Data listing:
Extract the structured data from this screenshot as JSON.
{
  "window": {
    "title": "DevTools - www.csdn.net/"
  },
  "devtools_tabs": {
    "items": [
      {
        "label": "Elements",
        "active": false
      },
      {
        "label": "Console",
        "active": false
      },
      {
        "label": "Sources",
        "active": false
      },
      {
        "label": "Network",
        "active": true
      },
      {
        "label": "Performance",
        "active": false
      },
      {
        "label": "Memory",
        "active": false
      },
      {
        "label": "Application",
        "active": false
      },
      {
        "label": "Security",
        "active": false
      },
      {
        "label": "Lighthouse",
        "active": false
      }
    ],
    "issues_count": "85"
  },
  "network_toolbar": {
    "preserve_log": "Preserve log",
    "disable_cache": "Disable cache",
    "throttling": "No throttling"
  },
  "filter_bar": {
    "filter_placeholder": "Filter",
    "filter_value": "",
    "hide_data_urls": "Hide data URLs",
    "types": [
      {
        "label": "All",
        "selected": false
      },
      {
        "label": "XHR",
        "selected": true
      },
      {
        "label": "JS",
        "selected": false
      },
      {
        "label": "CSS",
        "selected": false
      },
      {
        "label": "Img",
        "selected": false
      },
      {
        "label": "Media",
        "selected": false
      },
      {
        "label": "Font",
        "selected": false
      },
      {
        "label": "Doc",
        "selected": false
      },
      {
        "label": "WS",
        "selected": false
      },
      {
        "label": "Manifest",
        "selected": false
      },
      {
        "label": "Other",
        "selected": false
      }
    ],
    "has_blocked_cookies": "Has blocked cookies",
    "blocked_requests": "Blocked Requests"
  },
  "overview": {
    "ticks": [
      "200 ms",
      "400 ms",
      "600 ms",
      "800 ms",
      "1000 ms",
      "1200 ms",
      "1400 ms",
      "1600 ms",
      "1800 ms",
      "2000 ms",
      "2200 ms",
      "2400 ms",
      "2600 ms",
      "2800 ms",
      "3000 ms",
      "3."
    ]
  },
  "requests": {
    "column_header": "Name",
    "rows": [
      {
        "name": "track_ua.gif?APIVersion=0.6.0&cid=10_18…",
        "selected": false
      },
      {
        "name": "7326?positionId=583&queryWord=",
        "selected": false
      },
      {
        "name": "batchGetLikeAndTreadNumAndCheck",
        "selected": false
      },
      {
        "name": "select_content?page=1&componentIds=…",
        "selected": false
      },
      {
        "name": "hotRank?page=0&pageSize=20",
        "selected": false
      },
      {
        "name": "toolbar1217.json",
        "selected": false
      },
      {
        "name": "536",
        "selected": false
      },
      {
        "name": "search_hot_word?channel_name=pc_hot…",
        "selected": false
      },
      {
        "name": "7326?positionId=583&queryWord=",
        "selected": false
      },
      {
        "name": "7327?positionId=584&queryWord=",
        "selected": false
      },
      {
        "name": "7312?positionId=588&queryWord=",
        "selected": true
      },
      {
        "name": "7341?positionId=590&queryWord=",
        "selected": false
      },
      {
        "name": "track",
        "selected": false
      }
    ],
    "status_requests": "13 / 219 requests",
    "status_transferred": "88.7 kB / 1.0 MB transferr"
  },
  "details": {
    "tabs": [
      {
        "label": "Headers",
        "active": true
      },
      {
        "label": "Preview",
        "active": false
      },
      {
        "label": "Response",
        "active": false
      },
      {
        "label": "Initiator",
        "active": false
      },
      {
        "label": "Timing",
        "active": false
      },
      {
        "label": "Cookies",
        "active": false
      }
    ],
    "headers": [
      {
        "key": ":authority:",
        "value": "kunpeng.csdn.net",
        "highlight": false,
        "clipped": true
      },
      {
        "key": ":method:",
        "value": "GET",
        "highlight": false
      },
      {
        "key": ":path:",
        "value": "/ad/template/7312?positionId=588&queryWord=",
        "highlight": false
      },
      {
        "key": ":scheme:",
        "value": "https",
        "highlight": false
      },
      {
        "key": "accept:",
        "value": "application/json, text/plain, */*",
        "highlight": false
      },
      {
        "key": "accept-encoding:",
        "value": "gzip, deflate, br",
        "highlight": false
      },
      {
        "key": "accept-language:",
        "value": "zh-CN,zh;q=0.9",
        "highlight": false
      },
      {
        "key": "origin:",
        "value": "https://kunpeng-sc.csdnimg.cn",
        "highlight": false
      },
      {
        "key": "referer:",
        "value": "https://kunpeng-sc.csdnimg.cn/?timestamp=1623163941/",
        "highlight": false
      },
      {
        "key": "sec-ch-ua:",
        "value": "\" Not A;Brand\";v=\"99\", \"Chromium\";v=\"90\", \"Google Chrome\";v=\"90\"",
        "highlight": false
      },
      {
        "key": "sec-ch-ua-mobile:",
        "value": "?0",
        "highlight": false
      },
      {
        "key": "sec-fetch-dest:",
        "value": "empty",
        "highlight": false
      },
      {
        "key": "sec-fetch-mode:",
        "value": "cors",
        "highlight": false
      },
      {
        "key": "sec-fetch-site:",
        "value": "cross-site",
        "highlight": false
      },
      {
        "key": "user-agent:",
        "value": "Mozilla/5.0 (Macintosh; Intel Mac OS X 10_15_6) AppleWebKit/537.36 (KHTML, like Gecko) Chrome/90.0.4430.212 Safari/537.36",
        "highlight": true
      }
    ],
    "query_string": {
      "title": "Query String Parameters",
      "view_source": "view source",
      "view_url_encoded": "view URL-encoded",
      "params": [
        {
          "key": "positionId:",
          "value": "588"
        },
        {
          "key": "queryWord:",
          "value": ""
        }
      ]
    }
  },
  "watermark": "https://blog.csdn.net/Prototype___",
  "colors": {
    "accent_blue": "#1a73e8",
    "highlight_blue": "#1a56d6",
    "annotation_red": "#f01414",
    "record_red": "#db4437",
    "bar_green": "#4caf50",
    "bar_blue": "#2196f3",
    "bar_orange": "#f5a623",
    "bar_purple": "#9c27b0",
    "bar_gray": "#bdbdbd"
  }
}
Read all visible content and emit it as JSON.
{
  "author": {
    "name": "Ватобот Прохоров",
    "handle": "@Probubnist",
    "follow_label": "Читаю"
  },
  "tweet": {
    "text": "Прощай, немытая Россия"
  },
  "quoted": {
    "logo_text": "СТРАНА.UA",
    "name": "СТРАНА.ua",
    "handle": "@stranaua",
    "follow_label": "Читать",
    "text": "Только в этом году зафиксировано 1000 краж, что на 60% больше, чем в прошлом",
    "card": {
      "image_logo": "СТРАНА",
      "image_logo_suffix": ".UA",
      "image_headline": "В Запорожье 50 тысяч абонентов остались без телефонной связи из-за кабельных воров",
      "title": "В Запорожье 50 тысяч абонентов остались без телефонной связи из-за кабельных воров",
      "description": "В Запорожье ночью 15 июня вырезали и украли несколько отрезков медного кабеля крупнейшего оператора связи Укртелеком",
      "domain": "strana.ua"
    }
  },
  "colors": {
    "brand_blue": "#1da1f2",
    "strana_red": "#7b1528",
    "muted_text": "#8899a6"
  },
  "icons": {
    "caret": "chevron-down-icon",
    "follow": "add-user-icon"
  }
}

• **Exercise task**
Can you quote exactly the lines from the one containing "Read all visible content and emit it as JSON." through the last line of the records above, and nothing else?

• **Full answer**
Read all visible content and emit it as JSON.
{
  "author": {
    "name": "Ватобот Прохоров",
    "handle": "@Probubnist",
    "follow_label": "Читаю"
  },
  "tweet": {
    "text": "Прощай, немытая Россия"
  },
  "quoted": {
    "logo_text": "СТРАНА.UA",
    "name": "СТРАНА.ua",
    "handle": "@stranaua",
    "follow_label": "Читать",
    "text": "Только в этом году зафиксировано 1000 краж, что на 60% больше, чем в прошлом",
    "card": {
      "image_logo": "СТРАНА",
      "image_logo_suffix": ".UA",
      "image_headline": "В Запорожье 50 тысяч абонентов остались без телефонной связи из-за кабельных воров",
      "title": "В Запорожье 50 тысяч абонентов остались без телефонной связи из-за кабельных воров",
      "description": "В Запорожье ночью 15 июня вырезали и украли несколько отрезков медного кабеля крупнейшего оператора связи Укртелеком",
      "domain": "strana.ua"
    }
  },
  "colors": {
    "brand_blue": "#1da1f2",
    "strana_red": "#7b1528",
    "muted_text": "#8899a6"
  },
  "icons": {
    "caret": "chevron-down-icon",
    "follow": "add-user-icon"
  }
}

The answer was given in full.